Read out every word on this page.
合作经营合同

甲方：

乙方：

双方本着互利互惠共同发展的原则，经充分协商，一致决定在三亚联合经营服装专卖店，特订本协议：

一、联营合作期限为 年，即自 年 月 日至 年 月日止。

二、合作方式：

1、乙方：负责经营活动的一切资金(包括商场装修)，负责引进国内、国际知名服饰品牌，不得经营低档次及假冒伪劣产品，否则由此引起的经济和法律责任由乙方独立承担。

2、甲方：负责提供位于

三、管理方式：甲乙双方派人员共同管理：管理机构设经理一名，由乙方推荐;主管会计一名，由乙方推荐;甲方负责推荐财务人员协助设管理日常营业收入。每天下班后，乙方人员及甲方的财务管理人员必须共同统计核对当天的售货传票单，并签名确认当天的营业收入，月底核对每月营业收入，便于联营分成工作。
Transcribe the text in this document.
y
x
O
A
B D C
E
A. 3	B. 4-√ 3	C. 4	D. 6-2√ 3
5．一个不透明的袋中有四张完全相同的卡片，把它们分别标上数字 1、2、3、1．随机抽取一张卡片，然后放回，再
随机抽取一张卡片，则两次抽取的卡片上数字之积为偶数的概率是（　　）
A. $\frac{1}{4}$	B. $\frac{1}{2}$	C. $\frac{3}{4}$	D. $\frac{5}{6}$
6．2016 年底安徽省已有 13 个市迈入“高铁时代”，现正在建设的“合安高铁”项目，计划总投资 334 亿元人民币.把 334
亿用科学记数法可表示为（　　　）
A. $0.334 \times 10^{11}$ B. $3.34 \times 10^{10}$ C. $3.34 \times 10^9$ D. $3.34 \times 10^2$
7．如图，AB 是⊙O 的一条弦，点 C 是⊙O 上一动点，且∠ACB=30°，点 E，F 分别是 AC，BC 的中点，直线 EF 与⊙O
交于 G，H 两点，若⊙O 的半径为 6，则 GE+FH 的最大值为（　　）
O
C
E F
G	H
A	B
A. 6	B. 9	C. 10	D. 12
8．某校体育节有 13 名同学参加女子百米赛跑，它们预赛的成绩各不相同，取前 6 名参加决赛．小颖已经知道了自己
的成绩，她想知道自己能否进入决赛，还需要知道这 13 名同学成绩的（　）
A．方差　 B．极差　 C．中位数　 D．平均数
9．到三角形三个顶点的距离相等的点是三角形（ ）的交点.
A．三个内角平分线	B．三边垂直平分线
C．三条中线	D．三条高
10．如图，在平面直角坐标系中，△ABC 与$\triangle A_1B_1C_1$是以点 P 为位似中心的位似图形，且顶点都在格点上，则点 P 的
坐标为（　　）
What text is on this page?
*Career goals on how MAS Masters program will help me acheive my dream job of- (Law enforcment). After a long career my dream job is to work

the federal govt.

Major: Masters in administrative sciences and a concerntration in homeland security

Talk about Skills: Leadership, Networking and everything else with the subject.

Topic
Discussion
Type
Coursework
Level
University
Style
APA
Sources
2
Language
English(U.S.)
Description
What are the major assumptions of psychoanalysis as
==================================================
Repeat the data exactly. Leave nothing out.

Read out every word on this page.
合作经营合同

甲方：

乙方：

双方本着互利互惠共同发展的原则，经充分协商，一致决定在三亚联合经营服装专卖店，特订本协议：

一、联营合作期限为 年，即自 年 月 日至 年 月日止。

二、合作方式：

1、乙方：负责经营活动的一切资金(包括商场装修)，负责引进国内、国际知名服饰品牌，不得经营低档次及假冒伪劣产品，否则由此引起的经济和法律责任由乙方独立承担。

2、甲方：负责提供位于

三、管理方式：甲乙双方派人员共同管理：管理机构设经理一名，由乙方推荐;主管会计一名，由乙方推荐;甲方负责推荐财务人员协助设管理日常营业收入。每天下班后，乙方人员及甲方的财务管理人员必须共同统计核对当天的售货传票单，并签名确认当天的营业收入，月底核对每月营业收入，便于联营分成工作。
Transcribe the text in this document.
y
x
O
A
B D C
E
A. 3	B. 4-√ 3	C. 4	D. 6-2√ 3
5．一个不透明的袋中有四张完全相同的卡片，把它们分别标上数字 1、2、3、1．随机抽取一张卡片，然后放回，再
随机抽取一张卡片，则两次抽取的卡片上数字之积为偶数的概率是（　　）
A. $\frac{1}{4}$	B. $\frac{1}{2}$	C. $\frac{3}{4}$	D. $\frac{5}{6}$
6．2016 年底安徽省已有 13 个市迈入“高铁时代”，现正在建设的“合安高铁”项目，计划总投资 334 亿元人民币.把 334
亿用科学记数法可表示为（　　　）
A. $0.334 \times 10^{11}$ B. $3.34 \times 10^{10}$ C. $3.34 \times 10^9$ D. $3.34 \times 10^2$
7．如图，AB 是⊙O 的一条弦，点 C 是⊙O 上一动点，且∠ACB=30°，点 E，F 分别是 AC，BC 的中点，直线 EF 与⊙O
交于 G，H 两点，若⊙O 的半径为 6，则 GE+FH 的最大值为（　　）
O
C
E F
G	H
A	B
A. 6	B. 9	C. 10	D. 12
8．某校体育节有 13 名同学参加女子百米赛跑，它们预赛的成绩各不相同，取前 6 名参加决赛．小颖已经知道了自己
的成绩，她想知道自己能否进入决赛，还需要知道这 13 名同学成绩的（　）
A．方差　 B．极差　 C．中位数　 D．平均数
9．到三角形三个顶点的距离相等的点是三角形（ ）的交点.
A．三个内角平分线	B．三边垂直平分线
C．三条中线	D．三条高
10．如图，在平面直角坐标系中，△ABC 与$\triangle A_1B_1C_1$是以点 P 为位似中心的位似图形，且顶点都在格点上，则点 P 的
坐标为（　　）
What text is on this page?
*Career goals on how MAS Masters program will help me acheive my dream job of- (Law enforcment). After a long career my dream job is to work

the federal govt.

Major: Masters in administrative sciences and a concerntration in homeland security

Talk about Skills: Leadership, Networking and everything else with the subject.

Topic
Discussion
Type
Coursework
Level
University
Style
APA
Sources
2
Language
English(U.S.)
Description
What are the major assumptions of psychoanalysis as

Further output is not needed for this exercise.